§ **Estratto del testo**:
Vedute di strade, piazze attraversate da pedoni e carrozze, la borghesia dei teatri e il popolo degli ambulanti, i caffè all’aperto, bastoni, guanti, ombrellini, botteghe, interni dalle tappezzerie raffinate, ma anche, fuori dalla tela, gli abiti realizzati dalle più importanti maison di haute couture, tanta cartellonistica e vetri artistici. Ecco La Belle Époque. L’arte nella Parigi di Boldini e De Nittis, la grande mostra in corso a Palazzo Martinengo di Brescia, fino al 15 giugno. Oltre cento opere di Giovanni Boldini (1842-1931; il ferrarese che fu principe dei pittori mondani), Federico Zandomeneghi (1841-1917), Giuseppe De Nittis (1846-1884; morì nemmeno quarantenne a Saint-Germain-en-Laye, colpito da un ictus cerebrale; è sepolto nel cimitero di Père-Lachaise, il suo epitaffio fu scritto da Alexandre Dumas figlio), ma anche del livornese Vittorio Matteo Corcos (1859-1933) e di Antonio Mancini (1852-1930): sono loro gli italiani che a Parigi conquistano i collezionisti dipingendo passeggiate al parco, dame con cagnolini, chiacchiere alla brasserie, confidenze su una panchina del bois, boulevard affollati, notti di festa al Moulin Rouge, gite in barca. Donne soprattutto, dame della gran società con i tulle avvolti intorno alle vite sottili e alle spalle nude, giovinette languide al caffè o al pianoforte, pattinatrici, istitutrici a passeggio, nobili e socialite dell’epoca.
La città che ha appena perso la guerra contro la Prussia, deposto un imperatore, proclamato la Repubblica e vissuto nel 1871 la stagione della Comune e la sua violenta repressione, riesce velocemente a rialzarsi. Già nel 1889 colpisce i visitatori dell’Esposizione Universale con l’illuminazione elettrica (da qui il nome di Ville Lumière). E trova negli artisti italiani, les italiens de Paris, i suoi migliori narratori, «megafoni» di un’atmosfera vivace che si riverbera anche nelle affiche, cartelloni che sponsorizzano locali, cabaret, café chantant, grandi magazzini, riviste, quotidiani: un nuovo linguaggio che si ritrova in mostra nelle immagini di Leonetto Cappiello, Marcello Dudovich, Leopoldo Metlicovitz, questi ultimi due, tra l’altro, grandi illustratori de «La Lettura» storica del «Corriere della Sera».

§ **Righe**:
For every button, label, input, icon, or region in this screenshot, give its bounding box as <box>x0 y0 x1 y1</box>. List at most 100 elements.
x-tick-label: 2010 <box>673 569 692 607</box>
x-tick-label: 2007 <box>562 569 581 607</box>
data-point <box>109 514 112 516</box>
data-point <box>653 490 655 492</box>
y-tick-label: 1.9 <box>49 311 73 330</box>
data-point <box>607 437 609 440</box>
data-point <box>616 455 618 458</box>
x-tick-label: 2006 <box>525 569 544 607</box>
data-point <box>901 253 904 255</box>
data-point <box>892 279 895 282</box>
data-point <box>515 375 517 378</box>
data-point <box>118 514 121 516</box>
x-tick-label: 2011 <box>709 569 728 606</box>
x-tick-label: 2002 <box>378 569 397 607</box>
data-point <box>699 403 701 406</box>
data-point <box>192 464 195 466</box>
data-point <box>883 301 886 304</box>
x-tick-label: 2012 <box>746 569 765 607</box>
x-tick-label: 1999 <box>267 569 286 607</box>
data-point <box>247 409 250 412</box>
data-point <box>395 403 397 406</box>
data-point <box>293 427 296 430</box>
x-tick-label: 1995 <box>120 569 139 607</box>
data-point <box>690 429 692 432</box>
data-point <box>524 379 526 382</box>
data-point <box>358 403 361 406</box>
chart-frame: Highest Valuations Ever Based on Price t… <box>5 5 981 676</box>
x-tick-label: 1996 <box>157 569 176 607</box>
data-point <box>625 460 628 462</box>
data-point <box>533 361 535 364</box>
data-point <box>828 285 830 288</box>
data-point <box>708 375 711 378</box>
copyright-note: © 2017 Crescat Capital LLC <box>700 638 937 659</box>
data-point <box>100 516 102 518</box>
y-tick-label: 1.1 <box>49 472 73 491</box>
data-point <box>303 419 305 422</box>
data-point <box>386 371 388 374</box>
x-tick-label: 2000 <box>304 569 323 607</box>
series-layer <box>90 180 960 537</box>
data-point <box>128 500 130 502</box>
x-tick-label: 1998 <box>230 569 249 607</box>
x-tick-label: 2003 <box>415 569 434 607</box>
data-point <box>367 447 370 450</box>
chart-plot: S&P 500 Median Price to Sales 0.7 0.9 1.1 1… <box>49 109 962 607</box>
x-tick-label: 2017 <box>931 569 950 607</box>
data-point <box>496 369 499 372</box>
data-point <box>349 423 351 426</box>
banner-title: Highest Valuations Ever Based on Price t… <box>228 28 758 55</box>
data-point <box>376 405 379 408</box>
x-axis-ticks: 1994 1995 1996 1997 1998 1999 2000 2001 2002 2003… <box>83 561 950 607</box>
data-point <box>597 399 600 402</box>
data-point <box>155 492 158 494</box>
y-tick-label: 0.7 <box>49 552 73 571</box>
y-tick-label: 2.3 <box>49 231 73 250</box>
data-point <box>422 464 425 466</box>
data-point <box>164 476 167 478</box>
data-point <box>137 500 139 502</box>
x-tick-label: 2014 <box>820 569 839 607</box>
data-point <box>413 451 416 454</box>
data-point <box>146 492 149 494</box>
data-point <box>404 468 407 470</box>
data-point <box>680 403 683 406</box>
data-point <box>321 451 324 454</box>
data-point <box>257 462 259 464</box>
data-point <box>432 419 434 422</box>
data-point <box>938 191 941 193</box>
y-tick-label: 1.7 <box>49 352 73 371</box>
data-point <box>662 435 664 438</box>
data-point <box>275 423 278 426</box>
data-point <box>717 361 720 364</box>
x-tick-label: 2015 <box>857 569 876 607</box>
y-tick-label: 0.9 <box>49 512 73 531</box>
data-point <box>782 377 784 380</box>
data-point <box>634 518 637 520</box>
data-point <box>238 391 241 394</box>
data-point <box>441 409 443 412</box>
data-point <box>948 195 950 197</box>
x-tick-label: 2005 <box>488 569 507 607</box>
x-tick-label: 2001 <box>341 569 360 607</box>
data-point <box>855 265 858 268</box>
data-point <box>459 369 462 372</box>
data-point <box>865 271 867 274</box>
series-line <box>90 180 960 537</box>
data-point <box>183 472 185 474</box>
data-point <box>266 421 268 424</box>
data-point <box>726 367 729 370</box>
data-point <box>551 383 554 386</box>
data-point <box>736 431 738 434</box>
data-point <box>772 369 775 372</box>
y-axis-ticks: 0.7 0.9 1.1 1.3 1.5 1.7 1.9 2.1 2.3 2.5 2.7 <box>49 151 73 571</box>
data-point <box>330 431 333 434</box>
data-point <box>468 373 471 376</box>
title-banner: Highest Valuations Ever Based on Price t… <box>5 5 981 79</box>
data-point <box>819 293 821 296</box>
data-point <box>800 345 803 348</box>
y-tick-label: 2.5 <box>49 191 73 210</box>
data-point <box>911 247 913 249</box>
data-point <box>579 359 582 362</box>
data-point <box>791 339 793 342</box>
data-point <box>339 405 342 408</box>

§ **Problema da risolvere**:
Prosegui l'estratto sulla mostra dedicata alla Belle Époque a Palazzo Martinengo, cominciando dopo la sua ultima frase. Le righe hanno un'origine diversa da quella dell'estratto.

§ **Soluzione dell'esercizio**:
Davide Dotti ha curato con Francesca Dini la mostra di Palazzo Martinengo. «Un tuffo in quell’età dell’oro — spiega — è un’immersione in un mondo felice, soprattutto per noi che tra guerre e crisi climatica viviamo in una… non diciamo brutta époque, ma insomma… E questi italiani, queste eccellenze che portano a Parigi la grande lezione rinascimentale, come si nota nel talento ritrattistico di Boldini, ma anche l’esperienza dei Macchiaioli, si fanno interpreti di quel periodo storico con una profondità spesso sottovalutata». Aggiunge Francesca Dini: «Sicuramente, nel ritrovare autori come quelli della Belle Époque, emerge il desiderio di esorcizzare il presente. Notiamo, d’altra parte, anche la volontà di capire meglio questi pittori, che sono stati a lungo vittime di pregiudizi. Li accusavano di essersi venduti, senza capire che furono loro a comprendere la novità di Parigi, a coglierne il ritmo prima dei francesi, a dare il via a un genere, a lasciare un’impronta». Primato italiano: «Si può dire che la Belle Époque la inventano i nostri artisti celebrando un’idea di eleganza che con il tempo esce da Parigi, prende velocità, accelera, fino a trasmettere, avvicinandosi alla Grande guerra, quasi un senso di angoscia».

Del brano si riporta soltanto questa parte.